Data extracted from a collection

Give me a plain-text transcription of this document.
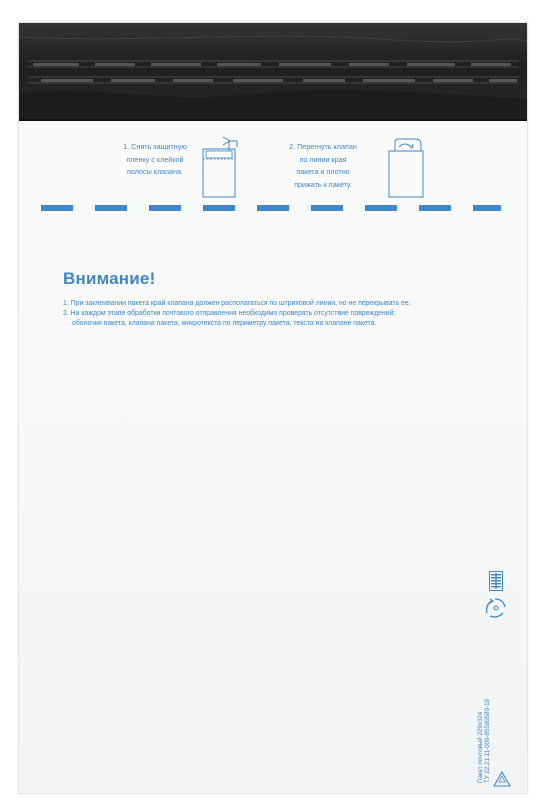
1. Снять защитную
пленку с клейкой
полосы клапана.
2. Перегнуть клапан
по линии края
пакета и плотно
прижать к пакету.
Внимание!
1. При заклеивании пакета край клапана должен располагаться по штриховой линии, но не перекрывать ее.
2. На каждом этапе обработки почтового отправления необходимо проверять отсутствие повреждений:
оболочки пакета, клапана пакета, микротекста по периметру пакета, текста на клапане пакета.
Пакет почтовый 229x324 ТУ 22.21.11-009-85580580-18
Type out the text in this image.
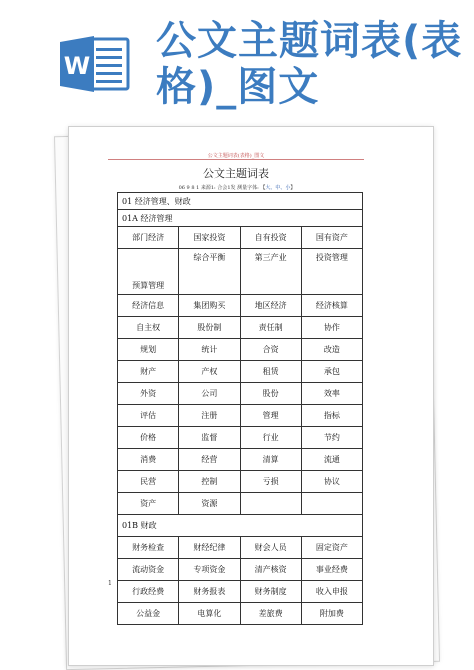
W
公文主题词表(表格)_图文
公文主题词表(表格)_图文
公文主题词表
06 9 8 1 来源1: 合会1发 测量字体: 【大、中、小】
01 经济管理、财政			
01A 经济管理			
部门经济	国家投资	自有投资	国有资产
预算管理	综合平衡	第三产业	投资管理
经济信息	集团购买	地区经济	经济核算
自主权	股份制	责任制	协作
规划	统计	合资	改造
财产	产权	租赁	承包
外资	公司	股份	效率
评估	注册	管理	指标
价格	监督	行业	节约
消费	经营	清算	流通
民营	控制	亏损	协议
资产	资源		
01B 财政			
财务检查	财经纪律	财会人员	固定资产
流动资金	专项资金	清产核资	事业经费
行政经费	财务报表	财务制度	收入申报
公益金	电算化	差旅费	附加费
1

* **PROBLEM TO WORK ON**
Return the material exactly as given, apart from the pictures.

* **EXERCISE OUTPUT**
Give me a plain-text transcription of this document.
1. Снять защитную
пленку с клейкой
полосы клапана.
2. Перегнуть клапан
по линии края
пакета и плотно
прижать к пакету.
Внимание!
1. При заклеивании пакета край клапана должен располагаться по штриховой линии, но не перекрывать ее.
2. На каждом этапе обработки почтового отправления необходимо проверять отсутствие повреждений:
оболочки пакета, клапана пакета, микротекста по периметру пакета, текста на клапане пакета.
Пакет почтовый 229x324 ТУ 22.21.11-009-85580580-18
Type out the text in this image.
W
公文主题词表(表格)_图文
公文主题词表(表格)_图文
公文主题词表
06 9 8 1 来源1: 合会1发 测量字体: 【大、中、小】
01 经济管理、财政			
01A 经济管理			
部门经济	国家投资	自有投资	国有资产
预算管理	综合平衡	第三产业	投资管理
经济信息	集团购买	地区经济	经济核算
自主权	股份制	责任制	协作
规划	统计	合资	改造
财产	产权	租赁	承包
外资	公司	股份	效率
评估	注册	管理	指标
价格	监督	行业	节约
消费	经营	清算	流通
民营	控制	亏损	协议
资产	资源		
01B 财政			
财务检查	财经纪律	财会人员	固定资产
流动资金	专项资金	清产核资	事业经费
行政经费	财务报表	财务制度	收入申报
公益金	电算化	差旅费	附加费
1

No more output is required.